[Saved data entries]
______________________________

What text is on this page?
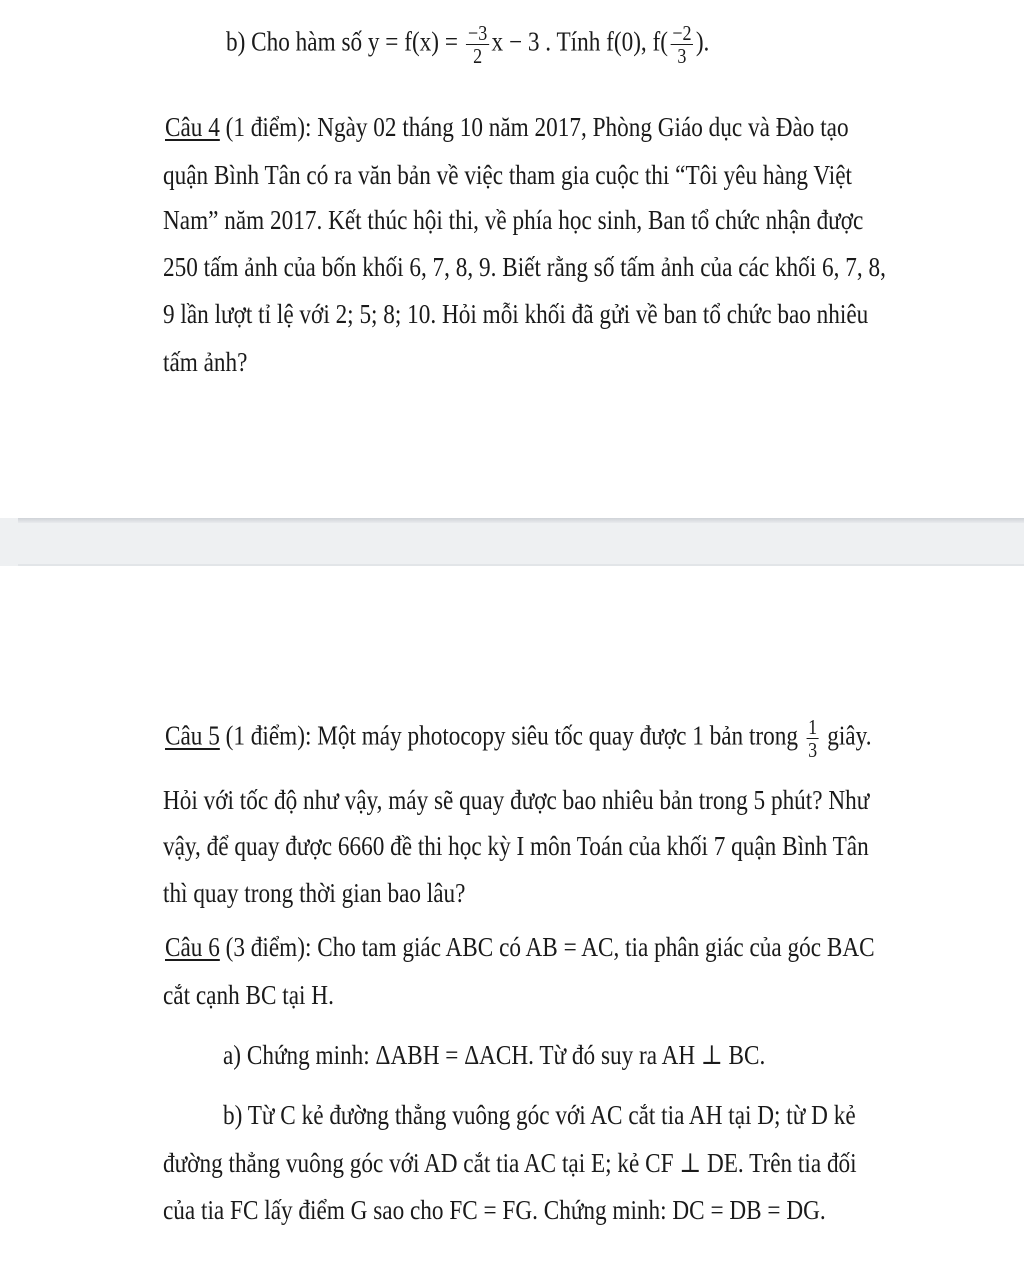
b) Cho hàm số $y = f(x) = \frac{-3}{2}$ x − 3 . Tính f(0), $f( \frac{-2}{3}$ ).
Câu 4 (1 điểm): Ngày 02 tháng 10 năm 2017, Phòng Giáo dục và Đào tạo
quận Bình Tân có ra văn bản về việc tham gia cuộc thi “Tôi yêu hàng Việt
Nam” năm 2017. Kết thúc hội thi, về phía học sinh, Ban tổ chức nhận được
250 tấm ảnh của bốn khối 6, 7, 8, 9. Biết rằng số tấm ảnh của các khối 6, 7, 8,
9 lần lượt tỉ lệ với 2; 5; 8; 10. Hỏi mỗi khối đã gửi về ban tổ chức bao nhiêu
tấm ảnh?
Câu 5 (1 điểm): Một máy photocopy siêu tốc quay được 1 bản trong $\frac{1}{3}$ giây.
Hỏi với tốc độ như vậy, máy sẽ quay được bao nhiêu bản trong 5 phút? Như
vậy, để quay được 6660 đề thi học kỳ I môn Toán của khối 7 quận Bình Tân
thì quay trong thời gian bao lâu?
Câu 6 (3 điểm): Cho tam giác ABC có AB = AC, tia phân giác của góc BAC
cắt cạnh BC tại H.
a) Chứng minh: ΔABH = ΔACH. Từ đó suy ra AH ⊥ BC.
b) Từ C kẻ đường thẳng vuông góc với AC cắt tia AH tại D; từ D kẻ
đường thẳng vuông góc với AD cắt tia AC tại E; kẻ CF ⊥ DE. Trên tia đối
của tia FC lấy điểm G sao cho FC = FG. Chứng minh: DC = DB = DG.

______________________________

▶ [What you have to do]
The material above holds pictures; copy everything else in it exactly.

▶ [Result of this exercise]
What text is on this page?
b) Cho hàm số $y = f(x) = \frac{-3}{2}$ x − 3 . Tính f(0), $f( \frac{-2}{3}$ ).
Câu 4 (1 điểm): Ngày 02 tháng 10 năm 2017, Phòng Giáo dục và Đào tạo
quận Bình Tân có ra văn bản về việc tham gia cuộc thi “Tôi yêu hàng Việt
Nam” năm 2017. Kết thúc hội thi, về phía học sinh, Ban tổ chức nhận được
250 tấm ảnh của bốn khối 6, 7, 8, 9. Biết rằng số tấm ảnh của các khối 6, 7, 8,
9 lần lượt tỉ lệ với 2; 5; 8; 10. Hỏi mỗi khối đã gửi về ban tổ chức bao nhiêu
tấm ảnh?
Câu 5 (1 điểm): Một máy photocopy siêu tốc quay được 1 bản trong $\frac{1}{3}$ giây.
Hỏi với tốc độ như vậy, máy sẽ quay được bao nhiêu bản trong 5 phút? Như
vậy, để quay được 6660 đề thi học kỳ I môn Toán của khối 7 quận Bình Tân
thì quay trong thời gian bao lâu?
Câu 6 (3 điểm): Cho tam giác ABC có AB = AC, tia phân giác của góc BAC
cắt cạnh BC tại H.
a) Chứng minh: ΔABH = ΔACH. Từ đó suy ra AH ⊥ BC.
b) Từ C kẻ đường thẳng vuông góc với AC cắt tia AH tại D; từ D kẻ
đường thẳng vuông góc với AD cắt tia AC tại E; kẻ CF ⊥ DE. Trên tia đối
của tia FC lấy điểm G sao cho FC = FG. Chứng minh: DC = DB = DG.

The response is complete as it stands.